(Some records)

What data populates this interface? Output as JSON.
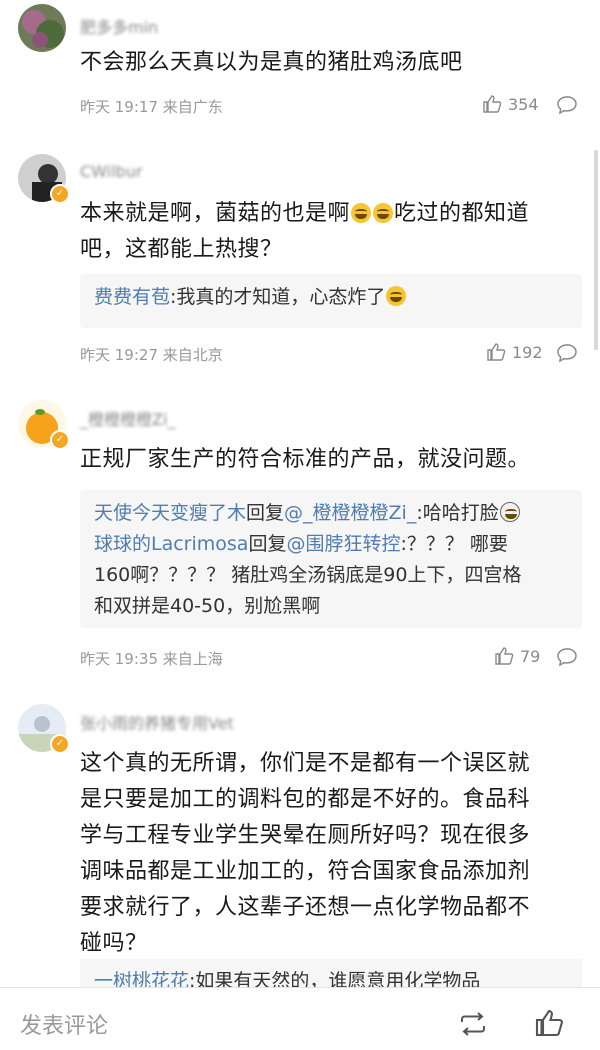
{
  "comments": [
    {
      "username": "肥多多min",
      "text": "不会那么天真以为是真的猪肚鸡汤底吧",
      "time": "昨天 19:17",
      "location": "来自广东",
      "likes": "354"
    },
    {
      "username": "CWilbur",
      "text_a": "本来就是啊，菌菇的也是啊",
      "text_b": "吃过的都知道",
      "text_c": "吧，这都能上热搜？",
      "reply_name": "费费有苞",
      "reply_text": ":我真的才知道，心态炸了",
      "time": "昨天 19:27",
      "location": "来自北京",
      "likes": "192"
    },
    {
      "username": "_橙橙橙橙Zi_",
      "text": "正规厂家生产的符合标准的产品，就没问题。",
      "reply1_name": "天使今天变瘦了木",
      "reply1_mid": "回复",
      "reply1_target": "@_橙橙橙橙Zi_",
      "reply1_text": ":哈哈打脸",
      "reply2_name": "球球的Lacrimosa",
      "reply2_mid": "回复",
      "reply2_target": "@围脖狂转控",
      "reply2_text_a": ":？？？ 哪要",
      "reply2_text_b": "160啊？？？？ 猪肚鸡全汤锅底是90上下，四宫格",
      "reply2_text_c": "和双拼是40-50，别尬黑啊",
      "time": "昨天 19:35",
      "location": "来自上海",
      "likes": "79"
    },
    {
      "username": "张小雨的养猪专用Vet",
      "text_a": "这个真的无所谓，你们是不是都有一个误区就",
      "text_b": "是只要是加工的调料包的都是不好的。食品科",
      "text_c": "学与工程专业学生哭晕在厕所好吗？现在很多",
      "text_d": "调味品都是工业加工的，符合国家食品添加剂",
      "text_e": "要求就行了，人这辈子还想一点化学物品都不",
      "text_f": "碰吗？",
      "reply_partial_name": "一树桃花花",
      "reply_partial_text": ":如果有天然的，谁愿意用化学物品"
    }
  ],
  "bottom": {
    "placeholder": "发表评论"
  },
  "icons": {
    "like": "thumbs-up-icon",
    "reply": "speech-bubble-icon",
    "repost": "repost-icon",
    "verified": "verified-badge-icon"
  },
  "colors": {
    "link": "#507daf",
    "meta": "#999999",
    "reply_bg": "#f6f6f6",
    "badge": "#f5a623"
  }
}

**Given request**
Write the lines above out again exactly, without any of their pictures.

**Correct output**
What data populates this interface? Output as JSON.
{
  "comments": [
    {
      "username": "肥多多min",
      "text": "不会那么天真以为是真的猪肚鸡汤底吧",
      "time": "昨天 19:17",
      "location": "来自广东",
      "likes": "354"
    },
    {
      "username": "CWilbur",
      "text_a": "本来就是啊，菌菇的也是啊",
      "text_b": "吃过的都知道",
      "text_c": "吧，这都能上热搜？",
      "reply_name": "费费有苞",
      "reply_text": ":我真的才知道，心态炸了",
      "time": "昨天 19:27",
      "location": "来自北京",
      "likes": "192"
    },
    {
      "username": "_橙橙橙橙Zi_",
      "text": "正规厂家生产的符合标准的产品，就没问题。",
      "reply1_name": "天使今天变瘦了木",
      "reply1_mid": "回复",
      "reply1_target": "@_橙橙橙橙Zi_",
      "reply1_text": ":哈哈打脸",
      "reply2_name": "球球的Lacrimosa",
      "reply2_mid": "回复",
      "reply2_target": "@围脖狂转控",
      "reply2_text_a": ":？？？ 哪要",
      "reply2_text_b": "160啊？？？？ 猪肚鸡全汤锅底是90上下，四宫格",
      "reply2_text_c": "和双拼是40-50，别尬黑啊",
      "time": "昨天 19:35",
      "location": "来自上海",
      "likes": "79"
    },
    {
      "username": "张小雨的养猪专用Vet",
      "text_a": "这个真的无所谓，你们是不是都有一个误区就",
      "text_b": "是只要是加工的调料包的都是不好的。食品科",
      "text_c": "学与工程专业学生哭晕在厕所好吗？现在很多",
      "text_d": "调味品都是工业加工的，符合国家食品添加剂",
      "text_e": "要求就行了，人这辈子还想一点化学物品都不",
      "text_f": "碰吗？",
      "reply_partial_name": "一树桃花花",
      "reply_partial_text": ":如果有天然的，谁愿意用化学物品"
    }
  ],
  "bottom": {
    "placeholder": "发表评论"
  },
  "icons": {
    "like": "thumbs-up-icon",
    "reply": "speech-bubble-icon",
    "repost": "repost-icon",
    "verified": "verified-badge-icon"
  },
  "colors": {
    "link": "#507daf",
    "meta": "#999999",
    "reply_bg": "#f6f6f6",
    "badge": "#f5a623"
  }
}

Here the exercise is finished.